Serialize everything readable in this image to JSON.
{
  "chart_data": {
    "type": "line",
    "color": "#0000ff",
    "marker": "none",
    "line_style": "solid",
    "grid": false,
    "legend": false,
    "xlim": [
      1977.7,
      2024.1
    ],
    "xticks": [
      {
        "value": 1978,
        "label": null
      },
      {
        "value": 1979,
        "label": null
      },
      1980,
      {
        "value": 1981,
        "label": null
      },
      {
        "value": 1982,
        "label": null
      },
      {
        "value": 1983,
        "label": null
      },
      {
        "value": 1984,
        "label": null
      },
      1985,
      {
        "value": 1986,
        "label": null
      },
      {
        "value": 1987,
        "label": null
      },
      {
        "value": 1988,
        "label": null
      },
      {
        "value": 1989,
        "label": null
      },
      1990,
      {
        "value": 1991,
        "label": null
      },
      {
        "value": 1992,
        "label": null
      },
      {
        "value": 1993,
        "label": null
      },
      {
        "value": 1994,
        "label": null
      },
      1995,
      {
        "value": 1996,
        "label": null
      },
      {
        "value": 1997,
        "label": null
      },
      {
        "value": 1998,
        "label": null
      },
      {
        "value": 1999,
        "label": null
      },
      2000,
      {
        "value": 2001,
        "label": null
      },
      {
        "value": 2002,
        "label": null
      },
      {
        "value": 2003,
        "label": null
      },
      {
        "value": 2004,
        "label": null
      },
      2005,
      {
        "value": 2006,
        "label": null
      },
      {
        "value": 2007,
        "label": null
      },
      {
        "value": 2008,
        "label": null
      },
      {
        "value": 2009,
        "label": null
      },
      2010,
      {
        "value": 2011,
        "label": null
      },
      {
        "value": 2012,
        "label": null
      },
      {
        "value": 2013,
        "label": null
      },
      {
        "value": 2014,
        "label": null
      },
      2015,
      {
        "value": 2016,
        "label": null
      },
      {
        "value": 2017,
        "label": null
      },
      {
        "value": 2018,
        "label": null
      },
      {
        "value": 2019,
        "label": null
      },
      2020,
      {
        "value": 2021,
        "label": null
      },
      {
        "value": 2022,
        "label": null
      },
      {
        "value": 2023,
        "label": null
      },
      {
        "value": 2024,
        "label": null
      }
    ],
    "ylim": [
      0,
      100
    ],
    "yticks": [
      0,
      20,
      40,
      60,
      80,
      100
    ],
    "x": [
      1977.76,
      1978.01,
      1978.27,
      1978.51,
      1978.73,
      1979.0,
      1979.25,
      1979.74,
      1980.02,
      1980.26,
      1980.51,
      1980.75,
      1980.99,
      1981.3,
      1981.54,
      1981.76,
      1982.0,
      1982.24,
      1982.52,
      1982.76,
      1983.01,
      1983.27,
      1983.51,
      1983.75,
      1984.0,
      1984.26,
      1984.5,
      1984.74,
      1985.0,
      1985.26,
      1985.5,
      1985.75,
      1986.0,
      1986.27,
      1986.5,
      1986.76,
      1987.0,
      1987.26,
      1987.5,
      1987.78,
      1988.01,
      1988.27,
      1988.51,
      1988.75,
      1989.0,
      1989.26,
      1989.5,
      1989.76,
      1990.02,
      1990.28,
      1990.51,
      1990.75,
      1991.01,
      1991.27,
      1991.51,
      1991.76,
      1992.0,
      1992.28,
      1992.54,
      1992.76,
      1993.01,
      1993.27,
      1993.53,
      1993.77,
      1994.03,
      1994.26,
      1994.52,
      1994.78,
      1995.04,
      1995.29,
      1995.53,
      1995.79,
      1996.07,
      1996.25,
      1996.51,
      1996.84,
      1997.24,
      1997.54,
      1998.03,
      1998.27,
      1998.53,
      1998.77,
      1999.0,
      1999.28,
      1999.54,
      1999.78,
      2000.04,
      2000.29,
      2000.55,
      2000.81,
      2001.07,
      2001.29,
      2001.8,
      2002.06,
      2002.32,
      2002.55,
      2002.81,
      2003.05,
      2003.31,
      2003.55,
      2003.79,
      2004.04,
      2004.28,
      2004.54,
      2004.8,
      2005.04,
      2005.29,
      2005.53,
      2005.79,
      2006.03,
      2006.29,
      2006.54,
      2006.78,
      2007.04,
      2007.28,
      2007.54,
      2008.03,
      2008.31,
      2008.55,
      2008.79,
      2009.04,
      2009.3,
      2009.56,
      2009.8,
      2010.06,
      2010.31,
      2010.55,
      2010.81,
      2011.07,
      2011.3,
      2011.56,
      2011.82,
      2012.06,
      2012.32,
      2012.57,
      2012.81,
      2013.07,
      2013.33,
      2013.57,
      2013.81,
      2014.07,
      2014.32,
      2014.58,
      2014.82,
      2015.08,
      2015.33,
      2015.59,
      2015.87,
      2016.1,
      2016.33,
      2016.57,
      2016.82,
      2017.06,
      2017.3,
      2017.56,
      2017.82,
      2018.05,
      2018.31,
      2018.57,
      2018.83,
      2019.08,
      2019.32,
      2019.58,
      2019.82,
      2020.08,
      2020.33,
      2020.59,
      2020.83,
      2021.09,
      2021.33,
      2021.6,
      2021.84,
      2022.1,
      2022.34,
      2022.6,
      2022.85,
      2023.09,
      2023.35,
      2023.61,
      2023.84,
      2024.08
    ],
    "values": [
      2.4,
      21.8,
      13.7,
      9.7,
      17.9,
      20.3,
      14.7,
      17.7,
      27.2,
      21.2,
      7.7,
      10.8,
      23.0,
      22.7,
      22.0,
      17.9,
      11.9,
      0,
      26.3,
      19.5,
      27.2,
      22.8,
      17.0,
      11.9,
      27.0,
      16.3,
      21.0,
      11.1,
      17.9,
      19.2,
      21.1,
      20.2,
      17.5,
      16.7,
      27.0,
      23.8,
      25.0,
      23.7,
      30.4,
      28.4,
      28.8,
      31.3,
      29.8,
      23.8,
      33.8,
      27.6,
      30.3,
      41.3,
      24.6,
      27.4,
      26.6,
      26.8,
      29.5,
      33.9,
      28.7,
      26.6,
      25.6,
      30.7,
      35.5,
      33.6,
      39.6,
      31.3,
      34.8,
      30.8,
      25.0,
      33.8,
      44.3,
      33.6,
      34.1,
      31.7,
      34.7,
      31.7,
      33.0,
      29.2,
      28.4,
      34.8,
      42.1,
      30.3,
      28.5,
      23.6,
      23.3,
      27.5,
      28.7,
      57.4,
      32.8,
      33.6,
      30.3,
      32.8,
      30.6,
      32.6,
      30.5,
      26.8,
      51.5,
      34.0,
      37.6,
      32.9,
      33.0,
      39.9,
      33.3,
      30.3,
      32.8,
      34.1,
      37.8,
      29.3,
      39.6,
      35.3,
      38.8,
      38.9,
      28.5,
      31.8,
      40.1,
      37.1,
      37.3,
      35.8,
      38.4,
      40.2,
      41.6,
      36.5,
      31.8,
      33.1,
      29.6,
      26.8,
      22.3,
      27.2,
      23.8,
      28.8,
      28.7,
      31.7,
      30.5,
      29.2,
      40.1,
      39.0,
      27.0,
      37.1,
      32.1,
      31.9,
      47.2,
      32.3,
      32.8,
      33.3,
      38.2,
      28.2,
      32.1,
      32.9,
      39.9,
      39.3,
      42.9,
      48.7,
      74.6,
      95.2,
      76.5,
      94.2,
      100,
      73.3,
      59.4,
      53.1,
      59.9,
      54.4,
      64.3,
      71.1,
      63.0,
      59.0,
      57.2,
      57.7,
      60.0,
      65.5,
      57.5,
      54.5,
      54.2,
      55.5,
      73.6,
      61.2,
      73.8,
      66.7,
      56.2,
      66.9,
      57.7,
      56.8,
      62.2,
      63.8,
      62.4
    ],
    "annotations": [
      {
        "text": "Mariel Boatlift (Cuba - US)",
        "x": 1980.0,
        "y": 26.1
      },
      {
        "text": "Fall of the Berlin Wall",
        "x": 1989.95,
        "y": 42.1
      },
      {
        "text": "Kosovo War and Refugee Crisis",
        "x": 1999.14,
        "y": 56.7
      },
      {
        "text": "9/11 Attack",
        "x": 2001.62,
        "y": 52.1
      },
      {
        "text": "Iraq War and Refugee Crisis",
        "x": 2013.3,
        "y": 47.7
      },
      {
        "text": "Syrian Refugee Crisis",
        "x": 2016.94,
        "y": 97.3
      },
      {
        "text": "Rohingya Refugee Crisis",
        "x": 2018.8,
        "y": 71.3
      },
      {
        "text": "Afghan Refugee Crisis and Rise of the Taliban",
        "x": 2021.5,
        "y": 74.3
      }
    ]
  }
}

REQUIRED WORK:
Show the lines of the records that include the string "text".

PROBLEM SOLUTION:
        "text": "Mariel Boatlift (Cuba - US)",
        "text": "Fall of the Berlin Wall",
        "text": "Kosovo War and Refugee Crisis",
        "text": "9/11 Attack",
        "text": "Iraq War and Refugee Crisis",
        "text": "Syrian Refugee Crisis",
        "text": "Rohingya Refugee Crisis",
        "text": "Afghan Refugee Crisis and Rise of the Taliban",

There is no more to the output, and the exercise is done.